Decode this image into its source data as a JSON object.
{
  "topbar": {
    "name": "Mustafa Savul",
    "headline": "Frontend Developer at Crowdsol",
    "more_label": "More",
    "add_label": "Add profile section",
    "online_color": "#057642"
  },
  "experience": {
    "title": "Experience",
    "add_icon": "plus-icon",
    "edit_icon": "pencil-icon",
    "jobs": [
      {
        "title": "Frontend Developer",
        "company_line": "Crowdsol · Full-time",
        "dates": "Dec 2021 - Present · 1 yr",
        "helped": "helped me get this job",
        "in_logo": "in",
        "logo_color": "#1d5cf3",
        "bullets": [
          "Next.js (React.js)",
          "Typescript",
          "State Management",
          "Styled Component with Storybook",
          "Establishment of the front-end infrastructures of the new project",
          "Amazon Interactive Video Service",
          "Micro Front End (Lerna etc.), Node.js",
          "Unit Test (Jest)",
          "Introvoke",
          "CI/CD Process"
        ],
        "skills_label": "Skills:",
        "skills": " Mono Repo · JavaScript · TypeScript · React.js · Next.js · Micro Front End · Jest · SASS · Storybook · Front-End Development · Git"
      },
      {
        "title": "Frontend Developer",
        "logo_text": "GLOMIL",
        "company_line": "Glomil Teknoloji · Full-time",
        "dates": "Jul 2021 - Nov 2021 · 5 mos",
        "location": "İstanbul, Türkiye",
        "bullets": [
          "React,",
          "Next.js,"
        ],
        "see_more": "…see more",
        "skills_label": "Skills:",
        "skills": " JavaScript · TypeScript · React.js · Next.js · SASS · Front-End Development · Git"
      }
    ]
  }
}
---
**What the exercise asks:**
Reproduce all of the material above word for word.

**Output for this exercise:**
Decode this image into its source data as a JSON object.
{
  "topbar": {
    "name": "Mustafa Savul",
    "headline": "Frontend Developer at Crowdsol",
    "more_label": "More",
    "add_label": "Add profile section",
    "online_color": "#057642"
  },
  "experience": {
    "title": "Experience",
    "add_icon": "plus-icon",
    "edit_icon": "pencil-icon",
    "jobs": [
      {
        "title": "Frontend Developer",
        "company_line": "Crowdsol · Full-time",
        "dates": "Dec 2021 - Present · 1 yr",
        "helped": "helped me get this job",
        "in_logo": "in",
        "logo_color": "#1d5cf3",
        "bullets": [
          "Next.js (React.js)",
          "Typescript",
          "State Management",
          "Styled Component with Storybook",
          "Establishment of the front-end infrastructures of the new project",
          "Amazon Interactive Video Service",
          "Micro Front End (Lerna etc.), Node.js",
          "Unit Test (Jest)",
          "Introvoke",
          "CI/CD Process"
        ],
        "skills_label": "Skills:",
        "skills": " Mono Repo · JavaScript · TypeScript · React.js · Next.js · Micro Front End · Jest · SASS · Storybook · Front-End Development · Git"
      },
      {
        "title": "Frontend Developer",
        "logo_text": "GLOMIL",
        "company_line": "Glomil Teknoloji · Full-time",
        "dates": "Jul 2021 - Nov 2021 · 5 mos",
        "location": "İstanbul, Türkiye",
        "bullets": [
          "React,",
          "Next.js,"
        ],
        "see_more": "…see more",
        "skills_label": "Skills:",
        "skills": " JavaScript · TypeScript · React.js · Next.js · SASS · Front-End Development · Git"
      }
    ]
  }
}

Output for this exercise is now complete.